- [Written request] Copy each line that contains the word "none".

- [Material for the task]
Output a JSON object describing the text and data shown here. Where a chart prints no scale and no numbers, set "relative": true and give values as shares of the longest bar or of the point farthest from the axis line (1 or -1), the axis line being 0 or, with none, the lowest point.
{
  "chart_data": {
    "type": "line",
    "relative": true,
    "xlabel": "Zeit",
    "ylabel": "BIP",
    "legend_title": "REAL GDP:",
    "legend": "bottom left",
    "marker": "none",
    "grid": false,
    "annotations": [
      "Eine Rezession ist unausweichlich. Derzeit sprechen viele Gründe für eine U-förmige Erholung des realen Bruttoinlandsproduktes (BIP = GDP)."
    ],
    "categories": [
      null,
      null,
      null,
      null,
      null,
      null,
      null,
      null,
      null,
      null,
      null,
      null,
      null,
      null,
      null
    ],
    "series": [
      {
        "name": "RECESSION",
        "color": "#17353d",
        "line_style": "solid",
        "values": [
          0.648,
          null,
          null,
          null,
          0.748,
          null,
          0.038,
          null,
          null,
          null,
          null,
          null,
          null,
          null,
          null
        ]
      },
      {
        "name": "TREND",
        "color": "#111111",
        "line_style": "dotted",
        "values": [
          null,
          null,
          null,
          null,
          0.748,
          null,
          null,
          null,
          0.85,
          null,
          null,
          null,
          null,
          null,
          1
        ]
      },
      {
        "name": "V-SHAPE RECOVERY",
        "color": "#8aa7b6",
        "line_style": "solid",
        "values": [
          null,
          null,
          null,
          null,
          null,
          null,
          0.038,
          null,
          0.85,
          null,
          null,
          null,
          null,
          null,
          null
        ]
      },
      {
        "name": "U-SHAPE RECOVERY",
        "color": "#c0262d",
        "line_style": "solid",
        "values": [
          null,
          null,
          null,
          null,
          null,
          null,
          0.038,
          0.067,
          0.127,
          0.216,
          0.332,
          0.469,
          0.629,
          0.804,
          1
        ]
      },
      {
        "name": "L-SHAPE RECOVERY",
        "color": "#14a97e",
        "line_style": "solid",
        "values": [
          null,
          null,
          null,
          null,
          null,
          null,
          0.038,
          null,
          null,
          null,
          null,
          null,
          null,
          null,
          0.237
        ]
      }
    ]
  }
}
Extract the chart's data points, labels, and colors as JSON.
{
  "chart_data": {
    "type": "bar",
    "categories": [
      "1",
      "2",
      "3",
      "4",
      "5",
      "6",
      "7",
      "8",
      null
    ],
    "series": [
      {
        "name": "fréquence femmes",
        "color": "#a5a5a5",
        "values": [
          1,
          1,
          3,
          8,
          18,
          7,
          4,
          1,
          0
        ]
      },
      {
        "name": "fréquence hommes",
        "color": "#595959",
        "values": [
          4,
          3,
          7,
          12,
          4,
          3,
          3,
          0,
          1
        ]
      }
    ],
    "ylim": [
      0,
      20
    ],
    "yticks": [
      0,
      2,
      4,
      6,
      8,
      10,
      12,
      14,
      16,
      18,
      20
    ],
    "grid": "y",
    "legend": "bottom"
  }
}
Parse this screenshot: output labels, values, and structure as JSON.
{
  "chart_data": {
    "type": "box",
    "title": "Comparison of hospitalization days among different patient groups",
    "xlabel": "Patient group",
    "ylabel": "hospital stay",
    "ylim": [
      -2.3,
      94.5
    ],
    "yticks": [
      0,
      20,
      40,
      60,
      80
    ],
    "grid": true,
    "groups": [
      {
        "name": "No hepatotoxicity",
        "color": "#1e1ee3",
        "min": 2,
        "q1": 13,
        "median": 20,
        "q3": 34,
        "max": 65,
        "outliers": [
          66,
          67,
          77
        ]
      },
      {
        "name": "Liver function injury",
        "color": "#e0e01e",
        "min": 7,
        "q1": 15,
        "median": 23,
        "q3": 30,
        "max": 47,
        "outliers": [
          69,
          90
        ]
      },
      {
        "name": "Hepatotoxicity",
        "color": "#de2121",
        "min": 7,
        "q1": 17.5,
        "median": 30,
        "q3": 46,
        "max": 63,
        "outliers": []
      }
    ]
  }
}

- [Solution for this exercise]
Output a JSON object describing the text and data shown here. Where a chart prints no scale and no numbers, set "relative": true and give values as shares of the longest bar or of the point farthest from the axis line (1 or -1), the axis line being 0 or, with none, the lowest point.
    "marker": "none",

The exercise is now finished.